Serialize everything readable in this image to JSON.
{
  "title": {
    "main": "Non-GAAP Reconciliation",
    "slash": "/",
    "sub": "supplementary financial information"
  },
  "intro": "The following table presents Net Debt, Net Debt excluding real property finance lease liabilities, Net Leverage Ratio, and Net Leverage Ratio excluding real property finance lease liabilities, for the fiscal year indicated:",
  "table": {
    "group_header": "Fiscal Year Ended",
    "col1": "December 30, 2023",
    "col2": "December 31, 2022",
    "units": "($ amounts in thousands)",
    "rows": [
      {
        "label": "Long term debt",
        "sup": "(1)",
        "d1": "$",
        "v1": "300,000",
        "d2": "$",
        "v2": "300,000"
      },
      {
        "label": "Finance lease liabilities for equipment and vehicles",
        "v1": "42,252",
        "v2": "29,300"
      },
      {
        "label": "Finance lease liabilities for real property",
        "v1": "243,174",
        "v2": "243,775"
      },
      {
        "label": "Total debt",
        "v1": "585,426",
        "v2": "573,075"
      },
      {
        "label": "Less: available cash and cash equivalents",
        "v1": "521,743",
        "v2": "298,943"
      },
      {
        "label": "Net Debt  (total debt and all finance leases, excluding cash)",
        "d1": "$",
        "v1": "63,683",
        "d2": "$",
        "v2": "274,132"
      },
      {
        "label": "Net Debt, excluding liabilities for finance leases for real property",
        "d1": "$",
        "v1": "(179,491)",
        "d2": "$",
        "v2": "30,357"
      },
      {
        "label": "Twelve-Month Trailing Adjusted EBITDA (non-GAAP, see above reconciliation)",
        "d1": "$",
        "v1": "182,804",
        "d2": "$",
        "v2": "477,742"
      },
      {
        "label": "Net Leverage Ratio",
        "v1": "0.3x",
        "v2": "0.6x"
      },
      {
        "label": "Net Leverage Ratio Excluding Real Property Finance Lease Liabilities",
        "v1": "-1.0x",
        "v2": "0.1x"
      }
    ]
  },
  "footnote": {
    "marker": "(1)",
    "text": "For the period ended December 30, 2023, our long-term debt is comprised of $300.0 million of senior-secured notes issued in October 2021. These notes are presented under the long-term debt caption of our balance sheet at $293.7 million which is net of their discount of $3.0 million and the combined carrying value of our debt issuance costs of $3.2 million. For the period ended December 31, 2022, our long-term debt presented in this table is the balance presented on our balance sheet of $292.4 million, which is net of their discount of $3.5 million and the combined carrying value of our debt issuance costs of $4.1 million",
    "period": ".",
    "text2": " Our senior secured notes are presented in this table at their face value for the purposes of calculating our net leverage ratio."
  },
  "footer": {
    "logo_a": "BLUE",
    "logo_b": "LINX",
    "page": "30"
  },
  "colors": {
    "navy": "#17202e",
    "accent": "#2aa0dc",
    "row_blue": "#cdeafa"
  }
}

#####

* _Aim_: Write out the full set of records exactly as given.

* _Output of the task_:
Serialize everything readable in this image to JSON.
{
  "title": {
    "main": "Non-GAAP Reconciliation",
    "slash": "/",
    "sub": "supplementary financial information"
  },
  "intro": "The following table presents Net Debt, Net Debt excluding real property finance lease liabilities, Net Leverage Ratio, and Net Leverage Ratio excluding real property finance lease liabilities, for the fiscal year indicated:",
  "table": {
    "group_header": "Fiscal Year Ended",
    "col1": "December 30, 2023",
    "col2": "December 31, 2022",
    "units": "($ amounts in thousands)",
    "rows": [
      {
        "label": "Long term debt",
        "sup": "(1)",
        "d1": "$",
        "v1": "300,000",
        "d2": "$",
        "v2": "300,000"
      },
      {
        "label": "Finance lease liabilities for equipment and vehicles",
        "v1": "42,252",
        "v2": "29,300"
      },
      {
        "label": "Finance lease liabilities for real property",
        "v1": "243,174",
        "v2": "243,775"
      },
      {
        "label": "Total debt",
        "v1": "585,426",
        "v2": "573,075"
      },
      {
        "label": "Less: available cash and cash equivalents",
        "v1": "521,743",
        "v2": "298,943"
      },
      {
        "label": "Net Debt  (total debt and all finance leases, excluding cash)",
        "d1": "$",
        "v1": "63,683",
        "d2": "$",
        "v2": "274,132"
      },
      {
        "label": "Net Debt, excluding liabilities for finance leases for real property",
        "d1": "$",
        "v1": "(179,491)",
        "d2": "$",
        "v2": "30,357"
      },
      {
        "label": "Twelve-Month Trailing Adjusted EBITDA (non-GAAP, see above reconciliation)",
        "d1": "$",
        "v1": "182,804",
        "d2": "$",
        "v2": "477,742"
      },
      {
        "label": "Net Leverage Ratio",
        "v1": "0.3x",
        "v2": "0.6x"
      },
      {
        "label": "Net Leverage Ratio Excluding Real Property Finance Lease Liabilities",
        "v1": "-1.0x",
        "v2": "0.1x"
      }
    ]
  },
  "footnote": {
    "marker": "(1)",
    "text": "For the period ended December 30, 2023, our long-term debt is comprised of $300.0 million of senior-secured notes issued in October 2021. These notes are presented under the long-term debt caption of our balance sheet at $293.7 million which is net of their discount of $3.0 million and the combined carrying value of our debt issuance costs of $3.2 million. For the period ended December 31, 2022, our long-term debt presented in this table is the balance presented on our balance sheet of $292.4 million, which is net of their discount of $3.5 million and the combined carrying value of our debt issuance costs of $4.1 million",
    "period": ".",
    "text2": " Our senior secured notes are presented in this table at their face value for the purposes of calculating our net leverage ratio."
  },
  "footer": {
    "logo_a": "BLUE",
    "logo_b": "LINX",
    "page": "30"
  },
  "colors": {
    "navy": "#17202e",
    "accent": "#2aa0dc",
    "row_blue": "#cdeafa"
  }
}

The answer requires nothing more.